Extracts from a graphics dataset
------

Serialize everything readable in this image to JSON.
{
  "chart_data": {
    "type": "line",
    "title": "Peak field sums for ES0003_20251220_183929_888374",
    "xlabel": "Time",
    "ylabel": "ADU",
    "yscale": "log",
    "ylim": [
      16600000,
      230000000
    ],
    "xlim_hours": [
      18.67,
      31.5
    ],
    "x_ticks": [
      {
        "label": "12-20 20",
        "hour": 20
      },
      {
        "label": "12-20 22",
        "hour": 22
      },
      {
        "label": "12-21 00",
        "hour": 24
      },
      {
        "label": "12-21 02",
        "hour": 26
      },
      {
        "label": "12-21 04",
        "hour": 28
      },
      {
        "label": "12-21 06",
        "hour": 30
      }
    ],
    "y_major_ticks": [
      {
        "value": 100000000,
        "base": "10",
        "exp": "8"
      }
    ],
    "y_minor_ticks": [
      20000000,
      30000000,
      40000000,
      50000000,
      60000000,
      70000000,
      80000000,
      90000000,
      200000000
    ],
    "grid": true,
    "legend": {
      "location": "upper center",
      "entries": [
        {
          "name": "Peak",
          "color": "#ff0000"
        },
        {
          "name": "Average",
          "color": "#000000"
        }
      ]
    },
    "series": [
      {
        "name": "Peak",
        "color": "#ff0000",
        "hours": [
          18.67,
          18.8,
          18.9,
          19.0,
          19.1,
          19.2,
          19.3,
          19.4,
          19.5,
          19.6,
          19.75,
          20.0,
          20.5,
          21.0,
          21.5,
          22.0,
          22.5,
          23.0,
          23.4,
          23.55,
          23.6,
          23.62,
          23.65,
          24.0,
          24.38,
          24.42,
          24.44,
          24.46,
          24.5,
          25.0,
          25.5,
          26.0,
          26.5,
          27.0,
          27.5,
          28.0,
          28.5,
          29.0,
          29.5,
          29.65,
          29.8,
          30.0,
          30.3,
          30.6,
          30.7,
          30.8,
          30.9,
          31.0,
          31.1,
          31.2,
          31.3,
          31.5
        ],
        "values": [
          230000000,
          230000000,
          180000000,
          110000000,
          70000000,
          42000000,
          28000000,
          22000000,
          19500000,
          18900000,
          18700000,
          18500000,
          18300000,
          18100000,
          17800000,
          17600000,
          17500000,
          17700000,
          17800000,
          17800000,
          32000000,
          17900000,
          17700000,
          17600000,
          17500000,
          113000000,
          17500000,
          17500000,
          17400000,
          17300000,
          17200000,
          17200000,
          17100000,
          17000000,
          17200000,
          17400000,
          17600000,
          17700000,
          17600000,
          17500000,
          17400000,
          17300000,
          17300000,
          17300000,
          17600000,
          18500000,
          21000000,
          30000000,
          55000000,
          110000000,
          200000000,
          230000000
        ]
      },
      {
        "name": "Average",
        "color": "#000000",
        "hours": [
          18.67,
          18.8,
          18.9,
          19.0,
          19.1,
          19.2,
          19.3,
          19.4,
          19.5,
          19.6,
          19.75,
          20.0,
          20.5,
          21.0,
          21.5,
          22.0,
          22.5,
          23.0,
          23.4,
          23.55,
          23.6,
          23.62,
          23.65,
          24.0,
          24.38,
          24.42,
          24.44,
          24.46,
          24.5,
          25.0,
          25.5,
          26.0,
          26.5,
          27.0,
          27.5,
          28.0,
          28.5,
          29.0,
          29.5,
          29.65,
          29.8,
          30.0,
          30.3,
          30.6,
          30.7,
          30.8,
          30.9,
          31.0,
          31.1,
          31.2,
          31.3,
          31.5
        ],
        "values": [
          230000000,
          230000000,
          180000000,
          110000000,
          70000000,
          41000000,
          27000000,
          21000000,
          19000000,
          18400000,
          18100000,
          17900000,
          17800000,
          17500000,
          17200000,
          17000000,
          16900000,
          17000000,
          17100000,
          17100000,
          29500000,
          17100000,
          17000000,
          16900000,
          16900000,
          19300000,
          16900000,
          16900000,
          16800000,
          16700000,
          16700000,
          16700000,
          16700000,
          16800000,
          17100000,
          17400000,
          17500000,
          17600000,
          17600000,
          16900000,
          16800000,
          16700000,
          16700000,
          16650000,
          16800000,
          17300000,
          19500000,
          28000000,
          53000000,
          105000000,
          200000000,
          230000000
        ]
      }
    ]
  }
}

------

# Exercise prompt
Go through the listing above and list every line that has the word "name".

# Result of this exercise
          "name": "Peak",
          "name": "Average",
        "name": "Peak",
        "name": "Average",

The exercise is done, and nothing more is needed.